--- Begin RECORDS TO USE ---

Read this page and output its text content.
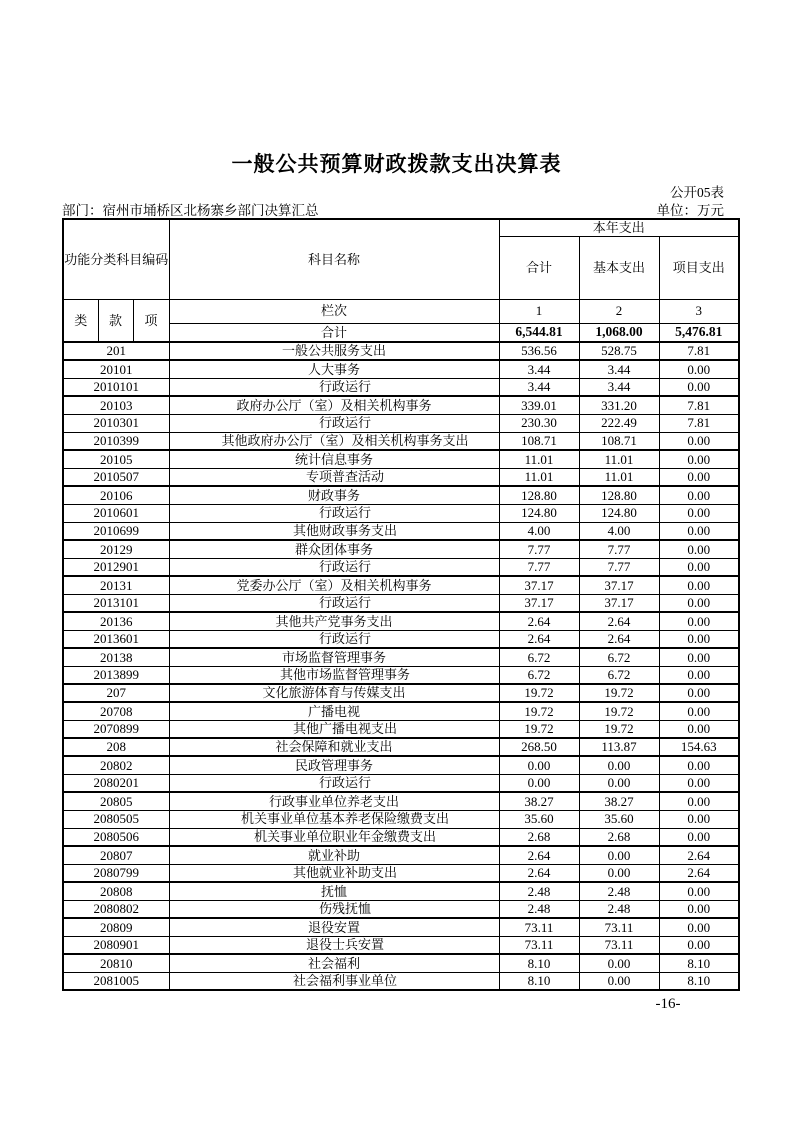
一般公共预算财政拨款支出决算表
公开05表
部门：宿州市埇桥区北杨寨乡部门决算汇总	单位：万元
功能分类科目编码			科目名称	本年支出		
				合计	基本支出	项目支出
类	款	项	栏次	1	2	3
			合计	6,544.81	1,068.00	5,476.81
201			一般公共服务支出	536.56	528.75	7.81
20101			人大事务	3.44	3.44	0.00
2010101			行政运行	3.44	3.44	0.00
20103			政府办公厅（室）及相关机构事务	339.01	331.20	7.81
2010301			行政运行	230.30	222.49	7.81
2010399			其他政府办公厅（室）及相关机构事务支出	108.71	108.71	0.00
20105			统计信息事务	11.01	11.01	0.00
2010507			专项普查活动	11.01	11.01	0.00
20106			财政事务	128.80	128.80	0.00
2010601			行政运行	124.80	124.80	0.00
2010699			其他财政事务支出	4.00	4.00	0.00
20129			群众团体事务	7.77	7.77	0.00
2012901			行政运行	7.77	7.77	0.00
20131			党委办公厅（室）及相关机构事务	37.17	37.17	0.00
2013101			行政运行	37.17	37.17	0.00
20136			其他共产党事务支出	2.64	2.64	0.00
2013601			行政运行	2.64	2.64	0.00
20138			市场监督管理事务	6.72	6.72	0.00
2013899			其他市场监督管理事务	6.72	6.72	0.00
207			文化旅游体育与传媒支出	19.72	19.72	0.00
20708			广播电视	19.72	19.72	0.00
2070899			其他广播电视支出	19.72	19.72	0.00
208			社会保障和就业支出	268.50	113.87	154.63
20802			民政管理事务	0.00	0.00	0.00
2080201			行政运行	0.00	0.00	0.00
20805			行政事业单位养老支出	38.27	38.27	0.00
2080505			机关事业单位基本养老保险缴费支出	35.60	35.60	0.00
2080506			机关事业单位职业年金缴费支出	2.68	2.68	0.00
20807			就业补助	2.64	0.00	2.64
2080799			其他就业补助支出	2.64	0.00	2.64
20808			抚恤	2.48	2.48	0.00
2080802			伤残抚恤	2.48	2.48	0.00
20809			退役安置	73.11	73.11	0.00
2080901			退役士兵安置	73.11	73.11	0.00
20810			社会福利	8.10	0.00	8.10
2081005			社会福利事业单位	8.10	0.00	8.10
-16-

--- End RECORDS TO USE ---

OBJECTIVE :: Copy the material exactly. Do not include the pictures.

TASK SOLUTION ::
Read this page and output its text content.
一般公共预算财政拨款支出决算表
公开05表
部门：宿州市埇桥区北杨寨乡部门决算汇总	单位：万元
功能分类科目编码			科目名称	本年支出		
				合计	基本支出	项目支出
类	款	项	栏次	1	2	3
			合计	6,544.81	1,068.00	5,476.81
201			一般公共服务支出	536.56	528.75	7.81
20101			人大事务	3.44	3.44	0.00
2010101			行政运行	3.44	3.44	0.00
20103			政府办公厅（室）及相关机构事务	339.01	331.20	7.81
2010301			行政运行	230.30	222.49	7.81
2010399			其他政府办公厅（室）及相关机构事务支出	108.71	108.71	0.00
20105			统计信息事务	11.01	11.01	0.00
2010507			专项普查活动	11.01	11.01	0.00
20106			财政事务	128.80	128.80	0.00
2010601			行政运行	124.80	124.80	0.00
2010699			其他财政事务支出	4.00	4.00	0.00
20129			群众团体事务	7.77	7.77	0.00
2012901			行政运行	7.77	7.77	0.00
20131			党委办公厅（室）及相关机构事务	37.17	37.17	0.00
2013101			行政运行	37.17	37.17	0.00
20136			其他共产党事务支出	2.64	2.64	0.00
2013601			行政运行	2.64	2.64	0.00
20138			市场监督管理事务	6.72	6.72	0.00
2013899			其他市场监督管理事务	6.72	6.72	0.00
207			文化旅游体育与传媒支出	19.72	19.72	0.00
20708			广播电视	19.72	19.72	0.00
2070899			其他广播电视支出	19.72	19.72	0.00
208			社会保障和就业支出	268.50	113.87	154.63
20802			民政管理事务	0.00	0.00	0.00
2080201			行政运行	0.00	0.00	0.00
20805			行政事业单位养老支出	38.27	38.27	0.00
2080505			机关事业单位基本养老保险缴费支出	35.60	35.60	0.00
2080506			机关事业单位职业年金缴费支出	2.68	2.68	0.00
20807			就业补助	2.64	0.00	2.64
2080799			其他就业补助支出	2.64	0.00	2.64
20808			抚恤	2.48	2.48	0.00
2080802			伤残抚恤	2.48	2.48	0.00
20809			退役安置	73.11	73.11	0.00
2080901			退役士兵安置	73.11	73.11	0.00
20810			社会福利	8.10	0.00	8.10
2081005			社会福利事业单位	8.10	0.00	8.10
-16-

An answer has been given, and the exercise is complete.